» **Directions**: Work through the data line by line, gathering every line that has the word "this".
★ ★ ★ ★ ★ ★ ★
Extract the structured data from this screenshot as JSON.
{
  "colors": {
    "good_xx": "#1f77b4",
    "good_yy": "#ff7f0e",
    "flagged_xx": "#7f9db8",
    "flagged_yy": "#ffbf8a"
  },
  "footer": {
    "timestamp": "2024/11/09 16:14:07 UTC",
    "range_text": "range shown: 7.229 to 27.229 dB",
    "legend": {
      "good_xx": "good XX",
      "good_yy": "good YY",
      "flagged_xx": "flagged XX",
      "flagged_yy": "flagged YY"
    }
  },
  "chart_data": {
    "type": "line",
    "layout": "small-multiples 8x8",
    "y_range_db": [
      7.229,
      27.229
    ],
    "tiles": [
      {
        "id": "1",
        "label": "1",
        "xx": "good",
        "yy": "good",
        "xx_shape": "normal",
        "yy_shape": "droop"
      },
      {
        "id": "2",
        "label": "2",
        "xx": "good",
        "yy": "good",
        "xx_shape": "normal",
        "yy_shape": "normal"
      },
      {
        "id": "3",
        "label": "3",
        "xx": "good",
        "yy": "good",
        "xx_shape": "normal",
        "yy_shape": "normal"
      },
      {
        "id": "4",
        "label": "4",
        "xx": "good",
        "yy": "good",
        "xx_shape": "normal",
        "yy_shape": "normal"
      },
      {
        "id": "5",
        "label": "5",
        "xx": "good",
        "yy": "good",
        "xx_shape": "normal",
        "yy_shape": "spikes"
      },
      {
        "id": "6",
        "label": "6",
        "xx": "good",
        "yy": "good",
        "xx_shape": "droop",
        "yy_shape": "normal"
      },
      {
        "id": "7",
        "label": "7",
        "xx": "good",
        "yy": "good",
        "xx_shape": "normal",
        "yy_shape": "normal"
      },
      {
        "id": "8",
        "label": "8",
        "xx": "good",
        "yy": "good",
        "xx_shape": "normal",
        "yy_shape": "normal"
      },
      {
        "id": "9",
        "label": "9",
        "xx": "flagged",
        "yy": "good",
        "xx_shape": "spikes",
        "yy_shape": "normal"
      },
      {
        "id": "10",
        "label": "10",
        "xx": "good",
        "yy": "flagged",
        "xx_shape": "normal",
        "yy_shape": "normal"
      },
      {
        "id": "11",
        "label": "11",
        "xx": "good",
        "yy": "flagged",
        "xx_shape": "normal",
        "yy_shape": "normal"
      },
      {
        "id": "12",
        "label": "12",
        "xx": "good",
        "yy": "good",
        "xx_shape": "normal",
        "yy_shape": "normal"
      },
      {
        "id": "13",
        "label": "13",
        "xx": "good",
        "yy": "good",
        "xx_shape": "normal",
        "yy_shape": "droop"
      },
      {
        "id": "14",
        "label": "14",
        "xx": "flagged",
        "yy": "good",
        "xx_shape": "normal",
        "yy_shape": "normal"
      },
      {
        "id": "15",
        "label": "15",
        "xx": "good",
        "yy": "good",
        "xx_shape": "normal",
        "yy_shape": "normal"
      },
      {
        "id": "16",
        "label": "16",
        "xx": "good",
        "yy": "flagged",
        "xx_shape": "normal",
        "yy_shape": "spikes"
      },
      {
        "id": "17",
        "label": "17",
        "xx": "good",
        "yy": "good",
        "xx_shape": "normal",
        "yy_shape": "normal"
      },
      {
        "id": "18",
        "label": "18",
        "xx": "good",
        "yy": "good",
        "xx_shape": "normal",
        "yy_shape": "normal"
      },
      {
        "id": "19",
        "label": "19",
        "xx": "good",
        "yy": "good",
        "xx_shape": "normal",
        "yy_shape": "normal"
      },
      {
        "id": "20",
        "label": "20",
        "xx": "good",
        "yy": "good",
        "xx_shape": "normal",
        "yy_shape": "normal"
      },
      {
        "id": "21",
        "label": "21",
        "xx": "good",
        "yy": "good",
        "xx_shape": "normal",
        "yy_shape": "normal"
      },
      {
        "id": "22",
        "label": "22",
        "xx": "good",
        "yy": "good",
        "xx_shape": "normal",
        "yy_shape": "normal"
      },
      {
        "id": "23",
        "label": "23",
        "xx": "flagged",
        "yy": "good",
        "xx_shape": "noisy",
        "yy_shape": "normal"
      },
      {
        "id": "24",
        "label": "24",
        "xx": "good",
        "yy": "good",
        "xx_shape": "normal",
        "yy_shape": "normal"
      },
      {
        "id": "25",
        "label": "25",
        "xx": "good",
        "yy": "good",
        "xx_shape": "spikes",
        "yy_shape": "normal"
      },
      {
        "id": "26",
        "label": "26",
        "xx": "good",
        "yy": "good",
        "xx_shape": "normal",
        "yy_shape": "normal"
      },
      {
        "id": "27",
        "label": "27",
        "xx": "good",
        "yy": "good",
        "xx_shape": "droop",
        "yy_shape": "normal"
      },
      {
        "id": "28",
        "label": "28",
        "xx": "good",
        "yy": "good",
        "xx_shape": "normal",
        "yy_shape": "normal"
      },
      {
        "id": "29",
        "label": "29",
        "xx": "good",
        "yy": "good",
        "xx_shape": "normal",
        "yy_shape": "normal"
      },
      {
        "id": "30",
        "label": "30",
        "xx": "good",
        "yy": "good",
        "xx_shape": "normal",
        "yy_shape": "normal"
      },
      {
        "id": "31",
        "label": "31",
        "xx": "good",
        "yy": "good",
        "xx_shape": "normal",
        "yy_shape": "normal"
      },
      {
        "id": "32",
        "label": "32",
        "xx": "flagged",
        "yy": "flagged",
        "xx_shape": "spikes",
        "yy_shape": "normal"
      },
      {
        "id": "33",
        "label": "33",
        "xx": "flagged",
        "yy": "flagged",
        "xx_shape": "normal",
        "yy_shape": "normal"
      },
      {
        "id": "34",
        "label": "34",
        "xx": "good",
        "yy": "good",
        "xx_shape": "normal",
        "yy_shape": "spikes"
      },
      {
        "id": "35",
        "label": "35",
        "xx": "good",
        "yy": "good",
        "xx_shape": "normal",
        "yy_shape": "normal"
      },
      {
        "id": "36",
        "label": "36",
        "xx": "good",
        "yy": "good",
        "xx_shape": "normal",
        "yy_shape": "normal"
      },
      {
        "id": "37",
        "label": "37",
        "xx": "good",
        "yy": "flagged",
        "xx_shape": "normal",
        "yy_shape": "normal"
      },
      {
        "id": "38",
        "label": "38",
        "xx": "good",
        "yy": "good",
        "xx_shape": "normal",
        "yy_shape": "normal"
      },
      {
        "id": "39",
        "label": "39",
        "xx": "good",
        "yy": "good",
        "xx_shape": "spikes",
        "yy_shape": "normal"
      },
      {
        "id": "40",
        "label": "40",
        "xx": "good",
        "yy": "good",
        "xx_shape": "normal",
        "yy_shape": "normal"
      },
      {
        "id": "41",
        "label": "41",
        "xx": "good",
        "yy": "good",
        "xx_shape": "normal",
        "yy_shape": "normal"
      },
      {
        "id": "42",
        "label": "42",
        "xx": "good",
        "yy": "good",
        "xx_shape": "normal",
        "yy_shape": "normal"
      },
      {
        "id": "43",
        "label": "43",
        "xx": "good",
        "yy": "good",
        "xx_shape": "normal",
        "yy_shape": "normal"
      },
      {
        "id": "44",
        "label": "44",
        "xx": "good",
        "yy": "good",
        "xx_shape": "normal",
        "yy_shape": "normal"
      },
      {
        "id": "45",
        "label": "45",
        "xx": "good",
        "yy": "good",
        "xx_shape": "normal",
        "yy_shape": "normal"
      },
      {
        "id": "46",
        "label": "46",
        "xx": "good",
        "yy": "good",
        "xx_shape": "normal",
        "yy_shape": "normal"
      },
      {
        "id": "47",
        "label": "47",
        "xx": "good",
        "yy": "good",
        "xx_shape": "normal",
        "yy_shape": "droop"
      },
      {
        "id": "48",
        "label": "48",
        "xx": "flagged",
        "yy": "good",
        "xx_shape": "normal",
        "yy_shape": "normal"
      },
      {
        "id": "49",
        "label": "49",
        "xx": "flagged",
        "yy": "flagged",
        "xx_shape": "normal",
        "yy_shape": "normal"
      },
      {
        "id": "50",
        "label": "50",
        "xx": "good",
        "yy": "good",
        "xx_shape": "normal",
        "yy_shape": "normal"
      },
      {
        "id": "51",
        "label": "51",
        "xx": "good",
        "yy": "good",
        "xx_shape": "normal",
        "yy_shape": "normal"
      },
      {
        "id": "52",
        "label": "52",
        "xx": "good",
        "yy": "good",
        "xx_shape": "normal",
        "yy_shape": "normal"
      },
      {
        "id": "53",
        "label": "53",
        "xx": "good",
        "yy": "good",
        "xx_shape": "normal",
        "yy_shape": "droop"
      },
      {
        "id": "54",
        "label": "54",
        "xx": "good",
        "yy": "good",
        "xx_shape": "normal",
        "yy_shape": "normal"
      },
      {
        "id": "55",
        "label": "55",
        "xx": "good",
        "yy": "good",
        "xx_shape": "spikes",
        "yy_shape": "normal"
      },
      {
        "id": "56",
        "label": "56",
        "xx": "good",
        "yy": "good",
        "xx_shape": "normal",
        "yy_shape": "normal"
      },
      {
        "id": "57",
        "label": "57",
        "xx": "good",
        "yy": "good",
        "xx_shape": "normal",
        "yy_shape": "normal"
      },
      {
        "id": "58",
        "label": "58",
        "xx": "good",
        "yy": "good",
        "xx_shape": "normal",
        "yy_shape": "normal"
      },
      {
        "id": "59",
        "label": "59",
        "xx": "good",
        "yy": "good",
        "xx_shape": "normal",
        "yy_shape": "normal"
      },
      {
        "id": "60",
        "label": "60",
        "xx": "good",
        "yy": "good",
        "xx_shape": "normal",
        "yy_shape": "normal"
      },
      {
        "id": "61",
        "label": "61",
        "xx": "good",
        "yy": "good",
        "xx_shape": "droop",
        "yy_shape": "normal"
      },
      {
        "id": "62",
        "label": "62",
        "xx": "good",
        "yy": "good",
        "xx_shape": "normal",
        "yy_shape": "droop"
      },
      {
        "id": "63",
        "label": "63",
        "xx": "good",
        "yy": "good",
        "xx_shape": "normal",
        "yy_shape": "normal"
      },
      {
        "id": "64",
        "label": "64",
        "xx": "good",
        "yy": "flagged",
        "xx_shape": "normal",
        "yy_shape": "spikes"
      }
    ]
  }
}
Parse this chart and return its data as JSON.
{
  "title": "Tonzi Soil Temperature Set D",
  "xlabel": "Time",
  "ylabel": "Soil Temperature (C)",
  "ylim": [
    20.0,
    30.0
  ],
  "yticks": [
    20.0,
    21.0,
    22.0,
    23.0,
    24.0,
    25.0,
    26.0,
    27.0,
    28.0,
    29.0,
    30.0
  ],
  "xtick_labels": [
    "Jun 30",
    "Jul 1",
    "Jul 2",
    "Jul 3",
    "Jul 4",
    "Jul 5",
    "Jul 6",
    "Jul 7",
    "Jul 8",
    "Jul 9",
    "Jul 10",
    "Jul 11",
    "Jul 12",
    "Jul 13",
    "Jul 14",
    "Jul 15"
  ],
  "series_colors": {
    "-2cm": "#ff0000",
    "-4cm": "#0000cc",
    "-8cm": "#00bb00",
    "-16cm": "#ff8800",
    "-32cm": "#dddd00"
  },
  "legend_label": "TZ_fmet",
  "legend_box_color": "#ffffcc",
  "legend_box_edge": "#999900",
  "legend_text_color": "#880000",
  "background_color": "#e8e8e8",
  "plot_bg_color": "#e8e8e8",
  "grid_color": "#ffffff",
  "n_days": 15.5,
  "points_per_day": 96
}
★ ★ ★ ★ ★ ★ ★
» **Final result**:
Extract the structured data from this screenshot as JSON.
Parse this chart and return its data as JSON.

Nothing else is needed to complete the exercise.